-- start Given entries --

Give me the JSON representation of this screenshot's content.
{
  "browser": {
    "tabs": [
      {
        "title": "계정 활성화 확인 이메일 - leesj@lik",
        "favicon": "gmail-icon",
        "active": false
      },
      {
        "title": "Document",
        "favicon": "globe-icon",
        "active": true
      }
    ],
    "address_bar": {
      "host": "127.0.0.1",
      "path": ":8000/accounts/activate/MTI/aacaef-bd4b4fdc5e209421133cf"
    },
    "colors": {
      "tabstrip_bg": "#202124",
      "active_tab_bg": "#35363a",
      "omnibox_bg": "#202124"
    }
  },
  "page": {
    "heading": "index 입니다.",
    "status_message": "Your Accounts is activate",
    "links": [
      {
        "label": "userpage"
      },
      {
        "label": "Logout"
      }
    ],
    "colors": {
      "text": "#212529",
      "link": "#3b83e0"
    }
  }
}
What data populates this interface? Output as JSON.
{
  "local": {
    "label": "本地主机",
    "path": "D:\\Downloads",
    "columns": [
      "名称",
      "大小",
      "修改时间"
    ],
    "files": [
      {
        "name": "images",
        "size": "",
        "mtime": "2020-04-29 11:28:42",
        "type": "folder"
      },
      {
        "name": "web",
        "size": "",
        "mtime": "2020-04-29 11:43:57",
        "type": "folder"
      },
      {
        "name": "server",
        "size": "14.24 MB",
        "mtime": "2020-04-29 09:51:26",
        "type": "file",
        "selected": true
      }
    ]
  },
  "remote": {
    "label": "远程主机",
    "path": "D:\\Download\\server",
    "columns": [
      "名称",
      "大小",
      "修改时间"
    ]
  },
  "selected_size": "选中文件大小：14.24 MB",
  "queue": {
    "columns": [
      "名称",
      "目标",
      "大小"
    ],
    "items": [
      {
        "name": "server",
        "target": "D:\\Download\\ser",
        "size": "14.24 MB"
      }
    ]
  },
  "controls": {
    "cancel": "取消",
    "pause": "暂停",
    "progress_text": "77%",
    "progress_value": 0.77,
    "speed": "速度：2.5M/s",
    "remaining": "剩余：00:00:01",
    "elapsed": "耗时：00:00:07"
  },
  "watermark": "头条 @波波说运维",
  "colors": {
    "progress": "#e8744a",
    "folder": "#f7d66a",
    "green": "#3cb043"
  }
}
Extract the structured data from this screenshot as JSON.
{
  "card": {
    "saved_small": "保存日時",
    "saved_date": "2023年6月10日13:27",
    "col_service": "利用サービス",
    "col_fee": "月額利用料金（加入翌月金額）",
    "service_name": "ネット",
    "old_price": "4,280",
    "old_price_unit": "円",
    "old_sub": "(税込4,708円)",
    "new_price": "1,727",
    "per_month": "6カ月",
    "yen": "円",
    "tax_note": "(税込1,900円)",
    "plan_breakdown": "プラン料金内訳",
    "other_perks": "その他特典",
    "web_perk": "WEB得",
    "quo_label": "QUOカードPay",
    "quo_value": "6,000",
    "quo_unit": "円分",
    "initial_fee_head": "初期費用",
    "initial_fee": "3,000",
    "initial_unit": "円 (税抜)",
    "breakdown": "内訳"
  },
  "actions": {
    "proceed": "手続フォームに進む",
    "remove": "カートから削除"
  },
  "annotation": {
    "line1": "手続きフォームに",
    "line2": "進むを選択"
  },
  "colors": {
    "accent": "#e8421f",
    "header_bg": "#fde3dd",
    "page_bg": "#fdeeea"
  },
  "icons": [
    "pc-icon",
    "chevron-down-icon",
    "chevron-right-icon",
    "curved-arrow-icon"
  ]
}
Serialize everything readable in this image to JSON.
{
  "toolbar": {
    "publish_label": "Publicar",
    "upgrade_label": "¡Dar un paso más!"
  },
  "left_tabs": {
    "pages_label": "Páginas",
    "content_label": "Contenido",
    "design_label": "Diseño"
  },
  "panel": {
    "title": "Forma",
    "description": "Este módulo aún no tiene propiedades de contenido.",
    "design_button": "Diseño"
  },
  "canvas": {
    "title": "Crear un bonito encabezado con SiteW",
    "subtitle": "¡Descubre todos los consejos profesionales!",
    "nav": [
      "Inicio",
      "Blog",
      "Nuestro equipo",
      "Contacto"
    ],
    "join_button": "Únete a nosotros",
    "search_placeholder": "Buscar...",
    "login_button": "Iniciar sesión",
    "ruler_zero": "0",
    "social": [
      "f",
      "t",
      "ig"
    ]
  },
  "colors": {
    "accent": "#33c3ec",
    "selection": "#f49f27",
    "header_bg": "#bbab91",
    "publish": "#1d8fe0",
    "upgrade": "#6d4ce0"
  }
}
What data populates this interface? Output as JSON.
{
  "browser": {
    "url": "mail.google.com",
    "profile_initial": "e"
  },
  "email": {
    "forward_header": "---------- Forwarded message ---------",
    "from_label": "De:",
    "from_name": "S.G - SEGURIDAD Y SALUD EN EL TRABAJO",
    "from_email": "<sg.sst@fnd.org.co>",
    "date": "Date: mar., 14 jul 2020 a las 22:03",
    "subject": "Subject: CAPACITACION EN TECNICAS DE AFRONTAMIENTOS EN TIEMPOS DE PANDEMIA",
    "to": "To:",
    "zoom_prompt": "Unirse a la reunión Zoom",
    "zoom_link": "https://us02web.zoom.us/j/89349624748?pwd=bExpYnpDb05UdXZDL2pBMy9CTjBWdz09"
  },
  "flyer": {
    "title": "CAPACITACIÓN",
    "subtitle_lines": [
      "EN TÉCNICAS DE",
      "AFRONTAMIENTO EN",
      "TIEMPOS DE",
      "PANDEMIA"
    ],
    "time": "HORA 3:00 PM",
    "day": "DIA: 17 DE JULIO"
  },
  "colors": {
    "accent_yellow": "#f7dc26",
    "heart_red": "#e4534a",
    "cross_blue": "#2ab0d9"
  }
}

-- end Given entries --

● **Objective**:
Tally the lines of the listing that include "chevron". Reply with nothing but the count.

● **The answer**:
2